[START Recorded data]

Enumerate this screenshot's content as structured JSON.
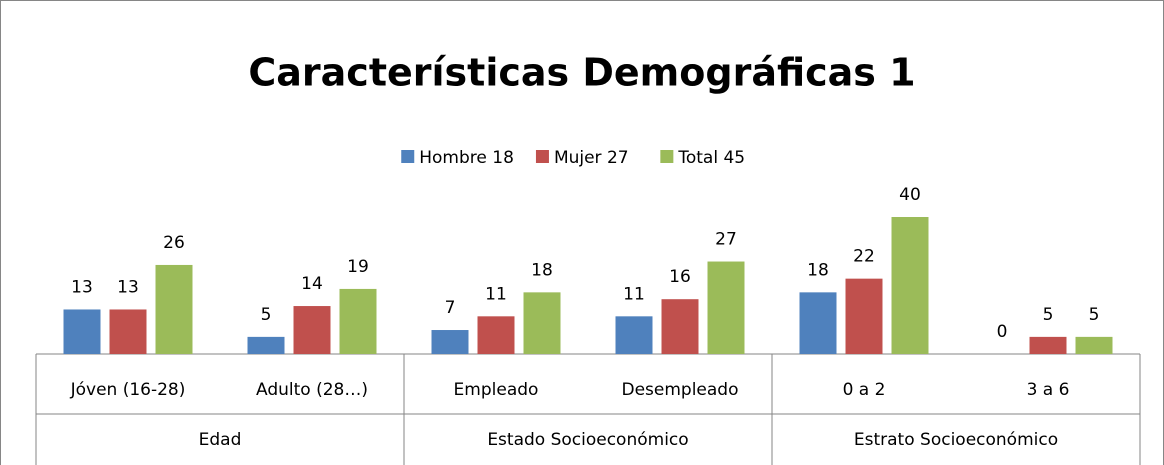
{
  "chart_data": {
    "type": "bar",
    "title": "Características Demográficas 1",
    "groups": [
      {
        "name": "Edad",
        "categories": [
          "Jóven (16-28)",
          "Adulto (28…)"
        ]
      },
      {
        "name": "Estado Socioeconómico",
        "categories": [
          "Empleado",
          "Desempleado"
        ]
      },
      {
        "name": "Estrato Socioeconómico",
        "categories": [
          "0 a 2",
          "3 a 6"
        ]
      }
    ],
    "series": [
      {
        "name": "Hombre 18",
        "color": "#4f81bd",
        "values": [
          13,
          5,
          7,
          11,
          18,
          0
        ]
      },
      {
        "name": "Mujer 27",
        "color": "#c0504d",
        "values": [
          13,
          14,
          11,
          16,
          22,
          5
        ]
      },
      {
        "name": "Total 45",
        "color": "#9bbb59",
        "values": [
          26,
          19,
          18,
          27,
          40,
          5
        ]
      }
    ],
    "legend": "top"
  }
}
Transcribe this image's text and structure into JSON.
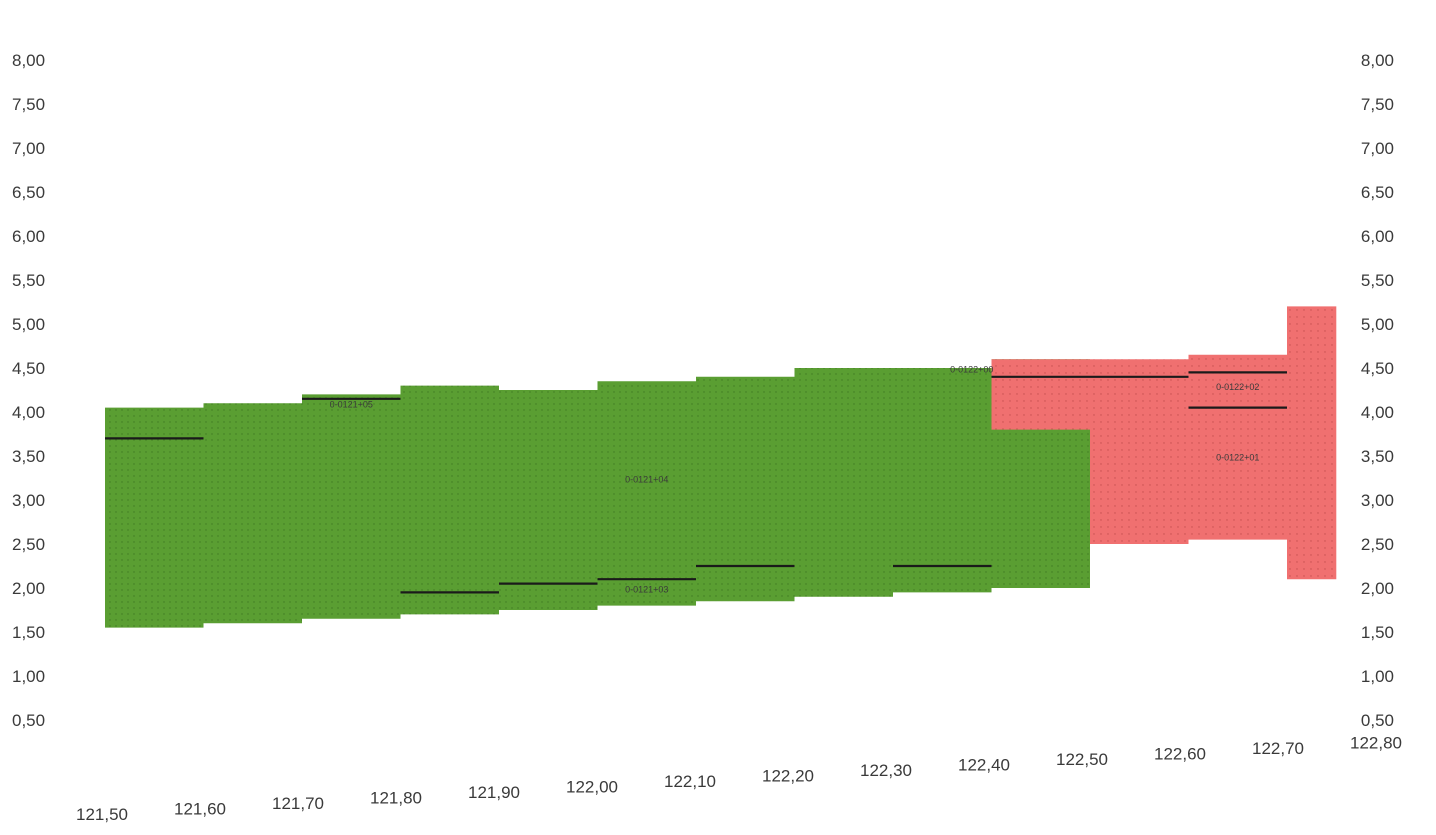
{
  "chart_data": {
    "type": "area",
    "title": "",
    "xlabel": "",
    "ylabel": "",
    "x_ticks": [
      "121,50",
      "121,60",
      "121,70",
      "121,80",
      "121,90",
      "122,00",
      "122,10",
      "122,20",
      "122,30",
      "122,40",
      "122,50",
      "122,60",
      "122,70",
      "122,80"
    ],
    "y_ticks_left": [
      "0,50",
      "1,00",
      "1,50",
      "2,00",
      "2,50",
      "3,00",
      "3,50",
      "4,00",
      "4,50",
      "5,00",
      "5,50",
      "6,00",
      "6,50",
      "7,00",
      "7,50",
      "8,00"
    ],
    "y_ticks_right": [
      "0,50",
      "1,00",
      "1,50",
      "2,00",
      "2,50",
      "3,00",
      "3,50",
      "4,00",
      "4,50",
      "5,00",
      "5,50",
      "6,00",
      "6,50",
      "7,00",
      "7,50",
      "8,00"
    ],
    "series": [
      {
        "color": "#5a9e32",
        "x": [
          121.5,
          121.6,
          121.7,
          121.8,
          121.9,
          122.0,
          122.1,
          122.2,
          122.3,
          122.4,
          122.5
        ],
        "top": [
          4.05,
          4.1,
          4.2,
          4.3,
          4.25,
          4.35,
          4.4,
          4.5,
          4.5,
          4.6,
          4.55
        ],
        "bottom": [
          1.55,
          1.6,
          1.65,
          1.7,
          1.75,
          1.8,
          1.85,
          1.9,
          1.95,
          2.0,
          2.05
        ]
      },
      {
        "color": "#f07070",
        "x": [
          122.4,
          122.5,
          122.6,
          122.7,
          122.75
        ],
        "top": [
          4.6,
          4.6,
          4.65,
          5.2,
          5.2
        ],
        "bottom": [
          3.8,
          2.5,
          2.55,
          2.1,
          1.95
        ]
      }
    ],
    "levels": [
      {
        "x0": 121.5,
        "x1": 121.6,
        "y": 3.7
      },
      {
        "x0": 121.7,
        "x1": 121.8,
        "y": 4.15
      },
      {
        "x0": 121.8,
        "x1": 121.9,
        "y": 1.95
      },
      {
        "x0": 121.9,
        "x1": 122.0,
        "y": 2.05
      },
      {
        "x0": 122.0,
        "x1": 122.1,
        "y": 2.1
      },
      {
        "x0": 122.1,
        "x1": 122.2,
        "y": 2.25
      },
      {
        "x0": 122.3,
        "x1": 122.4,
        "y": 2.25
      },
      {
        "x0": 122.4,
        "x1": 122.6,
        "y": 4.4
      },
      {
        "x0": 122.6,
        "x1": 122.7,
        "y": 4.45
      },
      {
        "x0": 122.6,
        "x1": 122.7,
        "y": 4.05
      }
    ],
    "annotations": [
      {
        "text": "0-0121+03",
        "x": 122.05,
        "y": 1.95
      },
      {
        "text": "0-0121+04",
        "x": 122.05,
        "y": 3.2
      },
      {
        "text": "0-0121+05",
        "x": 121.75,
        "y": 4.05
      },
      {
        "text": "0-0122+00",
        "x": 122.38,
        "y": 4.45
      },
      {
        "text": "0-0122+02",
        "x": 122.65,
        "y": 4.25
      },
      {
        "text": "0-0122+01",
        "x": 122.65,
        "y": 3.45
      }
    ],
    "grid": false,
    "legend": "none"
  }
}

[END Recorded data]

* [Task brief] Go through the listing above and quote it exactly, apart from its images.

* [Written reply]
Enumerate this screenshot's content as structured JSON.
{
  "chart_data": {
    "type": "bar",
    "title": "Características Demográficas 1",
    "groups": [
      {
        "name": "Edad",
        "categories": [
          "Jóven (16-28)",
          "Adulto (28…)"
        ]
      },
      {
        "name": "Estado Socioeconómico",
        "categories": [
          "Empleado",
          "Desempleado"
        ]
      },
      {
        "name": "Estrato Socioeconómico",
        "categories": [
          "0 a 2",
          "3 a 6"
        ]
      }
    ],
    "series": [
      {
        "name": "Hombre 18",
        "color": "#4f81bd",
        "values": [
          13,
          5,
          7,
          11,
          18,
          0
        ]
      },
      {
        "name": "Mujer 27",
        "color": "#c0504d",
        "values": [
          13,
          14,
          11,
          16,
          22,
          5
        ]
      },
      {
        "name": "Total 45",
        "color": "#9bbb59",
        "values": [
          26,
          19,
          18,
          27,
          40,
          5
        ]
      }
    ],
    "legend": "top"
  }
}
Transcribe this image's text and structure into JSON.
{
  "chart_data": {
    "type": "area",
    "title": "",
    "xlabel": "",
    "ylabel": "",
    "x_ticks": [
      "121,50",
      "121,60",
      "121,70",
      "121,80",
      "121,90",
      "122,00",
      "122,10",
      "122,20",
      "122,30",
      "122,40",
      "122,50",
      "122,60",
      "122,70",
      "122,80"
    ],
    "y_ticks_left": [
      "0,50",
      "1,00",
      "1,50",
      "2,00",
      "2,50",
      "3,00",
      "3,50",
      "4,00",
      "4,50",
      "5,00",
      "5,50",
      "6,00",
      "6,50",
      "7,00",
      "7,50",
      "8,00"
    ],
    "y_ticks_right": [
      "0,50",
      "1,00",
      "1,50",
      "2,00",
      "2,50",
      "3,00",
      "3,50",
      "4,00",
      "4,50",
      "5,00",
      "5,50",
      "6,00",
      "6,50",
      "7,00",
      "7,50",
      "8,00"
    ],
    "series": [
      {
        "color": "#5a9e32",
        "x": [
          121.5,
          121.6,
          121.7,
          121.8,
          121.9,
          122.0,
          122.1,
          122.2,
          122.3,
          122.4,
          122.5
        ],
        "top": [
          4.05,
          4.1,
          4.2,
          4.3,
          4.25,
          4.35,
          4.4,
          4.5,
          4.5,
          4.6,
          4.55
        ],
        "bottom": [
          1.55,
          1.6,
          1.65,
          1.7,
          1.75,
          1.8,
          1.85,
          1.9,
          1.95,
          2.0,
          2.05
        ]
      },
      {
        "color": "#f07070",
        "x": [
          122.4,
          122.5,
          122.6,
          122.7,
          122.75
        ],
        "top": [
          4.6,
          4.6,
          4.65,
          5.2,
          5.2
        ],
        "bottom": [
          3.8,
          2.5,
          2.55,
          2.1,
          1.95
        ]
      }
    ],
    "levels": [
      {
        "x0": 121.5,
        "x1": 121.6,
        "y": 3.7
      },
      {
        "x0": 121.7,
        "x1": 121.8,
        "y": 4.15
      },
      {
        "x0": 121.8,
        "x1": 121.9,
        "y": 1.95
      },
      {
        "x0": 121.9,
        "x1": 122.0,
        "y": 2.05
      },
      {
        "x0": 122.0,
        "x1": 122.1,
        "y": 2.1
      },
      {
        "x0": 122.1,
        "x1": 122.2,
        "y": 2.25
      },
      {
        "x0": 122.3,
        "x1": 122.4,
        "y": 2.25
      },
      {
        "x0": 122.4,
        "x1": 122.6,
        "y": 4.4
      },
      {
        "x0": 122.6,
        "x1": 122.7,
        "y": 4.45
      },
      {
        "x0": 122.6,
        "x1": 122.7,
        "y": 4.05
      }
    ],
    "annotations": [
      {
        "text": "0-0121+03",
        "x": 122.05,
        "y": 1.95
      },
      {
        "text": "0-0121+04",
        "x": 122.05,
        "y": 3.2
      },
      {
        "text": "0-0121+05",
        "x": 121.75,
        "y": 4.05
      },
      {
        "text": "0-0122+00",
        "x": 122.38,
        "y": 4.45
      },
      {
        "text": "0-0122+02",
        "x": 122.65,
        "y": 4.25
      },
      {
        "text": "0-0122+01",
        "x": 122.65,
        "y": 3.45
      }
    ],
    "grid": false,
    "legend": "none"
  }
}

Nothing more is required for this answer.